Please copy out everything from the start of the records down to the line containing "grid-icon[interactable] (6, 90, 22, 106)", swapping "interactable" for "clickable" and leaving all else the same.

Extracted data:
=-=-=-=-=

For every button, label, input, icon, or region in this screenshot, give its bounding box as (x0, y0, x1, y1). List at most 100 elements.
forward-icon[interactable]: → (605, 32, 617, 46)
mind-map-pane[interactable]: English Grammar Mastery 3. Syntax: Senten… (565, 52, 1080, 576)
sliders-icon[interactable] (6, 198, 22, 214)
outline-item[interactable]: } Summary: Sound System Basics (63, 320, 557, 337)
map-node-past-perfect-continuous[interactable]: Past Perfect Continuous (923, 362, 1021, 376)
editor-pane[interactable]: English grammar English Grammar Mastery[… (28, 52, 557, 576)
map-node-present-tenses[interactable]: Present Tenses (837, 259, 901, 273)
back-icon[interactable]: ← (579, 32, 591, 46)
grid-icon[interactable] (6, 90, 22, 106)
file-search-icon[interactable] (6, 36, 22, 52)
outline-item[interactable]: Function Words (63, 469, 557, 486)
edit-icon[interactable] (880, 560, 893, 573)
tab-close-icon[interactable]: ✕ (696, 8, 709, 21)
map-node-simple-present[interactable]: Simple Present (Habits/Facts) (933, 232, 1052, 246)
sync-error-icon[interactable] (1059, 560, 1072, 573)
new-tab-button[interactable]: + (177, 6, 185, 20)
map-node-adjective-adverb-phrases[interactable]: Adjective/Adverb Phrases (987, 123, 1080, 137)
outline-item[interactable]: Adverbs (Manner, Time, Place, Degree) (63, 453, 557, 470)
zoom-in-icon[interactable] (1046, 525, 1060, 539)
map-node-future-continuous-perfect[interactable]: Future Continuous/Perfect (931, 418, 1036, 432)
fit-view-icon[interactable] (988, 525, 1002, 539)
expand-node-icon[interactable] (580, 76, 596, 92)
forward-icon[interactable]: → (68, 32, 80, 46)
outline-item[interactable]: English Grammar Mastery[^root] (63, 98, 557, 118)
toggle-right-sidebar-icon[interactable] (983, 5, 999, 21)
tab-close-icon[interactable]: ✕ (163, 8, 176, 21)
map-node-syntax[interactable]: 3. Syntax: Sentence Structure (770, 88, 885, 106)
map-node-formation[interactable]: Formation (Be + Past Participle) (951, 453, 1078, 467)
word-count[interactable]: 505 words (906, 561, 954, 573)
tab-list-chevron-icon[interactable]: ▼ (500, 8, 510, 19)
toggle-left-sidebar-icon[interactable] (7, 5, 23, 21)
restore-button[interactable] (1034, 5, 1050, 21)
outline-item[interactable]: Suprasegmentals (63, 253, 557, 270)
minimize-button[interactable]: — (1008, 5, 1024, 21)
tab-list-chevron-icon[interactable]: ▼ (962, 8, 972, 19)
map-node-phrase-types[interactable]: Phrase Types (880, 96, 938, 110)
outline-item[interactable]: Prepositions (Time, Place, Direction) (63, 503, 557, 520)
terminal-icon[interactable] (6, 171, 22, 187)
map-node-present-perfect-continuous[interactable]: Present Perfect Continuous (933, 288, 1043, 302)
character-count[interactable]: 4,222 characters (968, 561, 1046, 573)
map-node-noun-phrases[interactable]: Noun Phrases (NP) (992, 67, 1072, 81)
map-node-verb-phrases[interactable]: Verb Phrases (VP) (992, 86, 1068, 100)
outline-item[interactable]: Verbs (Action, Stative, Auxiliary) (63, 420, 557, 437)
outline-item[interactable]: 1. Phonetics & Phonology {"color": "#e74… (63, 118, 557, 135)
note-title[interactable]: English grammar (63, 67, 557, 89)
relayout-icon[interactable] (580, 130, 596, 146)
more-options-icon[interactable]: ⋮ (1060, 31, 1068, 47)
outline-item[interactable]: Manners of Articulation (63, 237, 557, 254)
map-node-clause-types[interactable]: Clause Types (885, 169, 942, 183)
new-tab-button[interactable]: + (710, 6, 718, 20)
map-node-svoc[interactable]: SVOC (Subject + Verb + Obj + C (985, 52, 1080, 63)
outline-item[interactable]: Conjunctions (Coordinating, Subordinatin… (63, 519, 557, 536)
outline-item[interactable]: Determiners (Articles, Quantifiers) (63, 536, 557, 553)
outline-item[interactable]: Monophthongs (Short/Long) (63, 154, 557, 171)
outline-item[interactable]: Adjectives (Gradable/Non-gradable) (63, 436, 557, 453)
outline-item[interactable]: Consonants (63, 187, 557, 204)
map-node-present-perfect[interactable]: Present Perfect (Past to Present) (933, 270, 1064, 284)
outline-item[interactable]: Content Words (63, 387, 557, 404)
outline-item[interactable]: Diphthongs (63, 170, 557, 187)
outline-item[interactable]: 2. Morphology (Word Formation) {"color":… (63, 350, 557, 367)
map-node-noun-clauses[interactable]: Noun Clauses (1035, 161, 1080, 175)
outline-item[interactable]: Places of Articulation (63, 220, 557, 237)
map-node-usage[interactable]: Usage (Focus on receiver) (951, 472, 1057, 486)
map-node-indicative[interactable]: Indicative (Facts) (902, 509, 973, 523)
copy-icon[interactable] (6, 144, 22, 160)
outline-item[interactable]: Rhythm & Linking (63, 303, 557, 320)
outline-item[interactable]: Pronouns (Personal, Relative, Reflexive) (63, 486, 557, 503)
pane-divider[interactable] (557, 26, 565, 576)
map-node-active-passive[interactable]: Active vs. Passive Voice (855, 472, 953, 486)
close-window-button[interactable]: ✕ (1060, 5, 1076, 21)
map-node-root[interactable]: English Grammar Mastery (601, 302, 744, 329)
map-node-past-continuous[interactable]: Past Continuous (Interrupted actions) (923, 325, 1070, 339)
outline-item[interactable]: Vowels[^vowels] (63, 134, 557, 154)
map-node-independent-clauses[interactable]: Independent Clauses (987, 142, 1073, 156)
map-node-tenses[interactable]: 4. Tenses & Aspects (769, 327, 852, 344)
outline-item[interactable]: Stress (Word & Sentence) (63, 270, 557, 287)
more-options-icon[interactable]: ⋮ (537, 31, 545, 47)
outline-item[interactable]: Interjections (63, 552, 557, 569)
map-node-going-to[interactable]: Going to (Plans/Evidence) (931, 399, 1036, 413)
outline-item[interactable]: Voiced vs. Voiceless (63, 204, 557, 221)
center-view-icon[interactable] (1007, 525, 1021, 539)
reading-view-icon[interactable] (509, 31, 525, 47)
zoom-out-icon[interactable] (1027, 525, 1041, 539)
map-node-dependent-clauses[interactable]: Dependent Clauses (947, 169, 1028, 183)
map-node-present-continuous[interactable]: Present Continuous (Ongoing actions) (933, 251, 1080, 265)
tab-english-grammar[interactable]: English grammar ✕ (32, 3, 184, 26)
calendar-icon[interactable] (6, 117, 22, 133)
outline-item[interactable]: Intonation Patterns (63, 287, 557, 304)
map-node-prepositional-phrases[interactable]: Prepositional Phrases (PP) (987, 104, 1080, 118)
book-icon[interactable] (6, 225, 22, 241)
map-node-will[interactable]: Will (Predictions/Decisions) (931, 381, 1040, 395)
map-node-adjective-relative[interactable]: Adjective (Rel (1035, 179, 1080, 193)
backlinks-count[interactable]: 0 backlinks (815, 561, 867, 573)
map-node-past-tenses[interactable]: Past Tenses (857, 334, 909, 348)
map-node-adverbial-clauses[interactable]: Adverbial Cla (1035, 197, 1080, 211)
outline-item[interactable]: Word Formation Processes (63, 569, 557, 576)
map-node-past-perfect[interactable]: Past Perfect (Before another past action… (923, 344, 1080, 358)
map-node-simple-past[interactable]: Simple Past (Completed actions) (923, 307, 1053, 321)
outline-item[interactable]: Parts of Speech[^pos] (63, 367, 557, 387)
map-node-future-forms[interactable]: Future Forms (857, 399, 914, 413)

=-=-=-=-=

Written response:
For every button, label, input, icon, or region in this screenshot, give its bounding box as (x0, y0, x1, y1). List at most 100 elements.
forward-icon[clickable]: → (605, 32, 617, 46)
mind-map-pane[clickable]: English Grammar Mastery 3. Syntax: Senten… (565, 52, 1080, 576)
sliders-icon[clickable] (6, 198, 22, 214)
outline-item[clickable]: } Summary: Sound System Basics (63, 320, 557, 337)
map-node-past-perfect-continuous[clickable]: Past Perfect Continuous (923, 362, 1021, 376)
editor-pane[clickable]: English grammar English Grammar Mastery[… (28, 52, 557, 576)
map-node-present-tenses[clickable]: Present Tenses (837, 259, 901, 273)
back-icon[clickable]: ← (579, 32, 591, 46)
grid-icon[clickable] (6, 90, 22, 106)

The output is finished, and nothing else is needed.